**Work to complete**
Extract all of the data and reproduce it precisely.

[start of Data for processing]

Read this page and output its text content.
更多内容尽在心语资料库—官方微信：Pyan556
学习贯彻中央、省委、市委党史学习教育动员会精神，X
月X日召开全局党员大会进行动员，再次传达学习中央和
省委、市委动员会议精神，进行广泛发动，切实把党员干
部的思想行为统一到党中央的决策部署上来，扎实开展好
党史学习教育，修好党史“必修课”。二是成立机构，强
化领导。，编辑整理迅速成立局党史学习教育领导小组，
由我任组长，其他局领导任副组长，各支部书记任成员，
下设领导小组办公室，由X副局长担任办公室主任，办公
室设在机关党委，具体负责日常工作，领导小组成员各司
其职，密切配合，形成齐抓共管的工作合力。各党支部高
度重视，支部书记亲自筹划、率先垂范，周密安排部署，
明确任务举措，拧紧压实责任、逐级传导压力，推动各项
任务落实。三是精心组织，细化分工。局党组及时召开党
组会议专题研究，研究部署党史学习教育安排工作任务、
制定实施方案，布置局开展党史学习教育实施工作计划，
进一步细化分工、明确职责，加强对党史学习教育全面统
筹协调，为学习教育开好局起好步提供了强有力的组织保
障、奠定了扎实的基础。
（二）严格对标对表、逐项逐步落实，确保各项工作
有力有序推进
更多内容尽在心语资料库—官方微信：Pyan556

[end of Data for processing]

**Answer for this exercise**
Read this page and output its text content.
更多内容尽在心语资料库—官方微信：Pyan556
学习贯彻中央、省委、市委党史学习教育动员会精神，X
月X日召开全局党员大会进行动员，再次传达学习中央和
省委、市委动员会议精神，进行广泛发动，切实把党员干
部的思想行为统一到党中央的决策部署上来，扎实开展好
党史学习教育，修好党史“必修课”。二是成立机构，强
化领导。，编辑整理迅速成立局党史学习教育领导小组，
由我任组长，其他局领导任副组长，各支部书记任成员，
下设领导小组办公室，由X副局长担任办公室主任，办公
室设在机关党委，具体负责日常工作，领导小组成员各司
其职，密切配合，形成齐抓共管的工作合力。各党支部高
度重视，支部书记亲自筹划、率先垂范，周密安排部署，
明确任务举措，拧紧压实责任、逐级传导压力，推动各项
任务落实。三是精心组织，细化分工。局党组及时召开党
组会议专题研究，研究部署党史学习教育安排工作任务、
制定实施方案，布置局开展党史学习教育实施工作计划，
进一步细化分工、明确职责，加强对党史学习教育全面统
筹协调，为学习教育开好局起好步提供了强有力的组织保
障、奠定了扎实的基础。
（二）严格对标对表、逐项逐步落实，确保各项工作
有力有序推进
更多内容尽在心语资料库—官方微信：Pyan556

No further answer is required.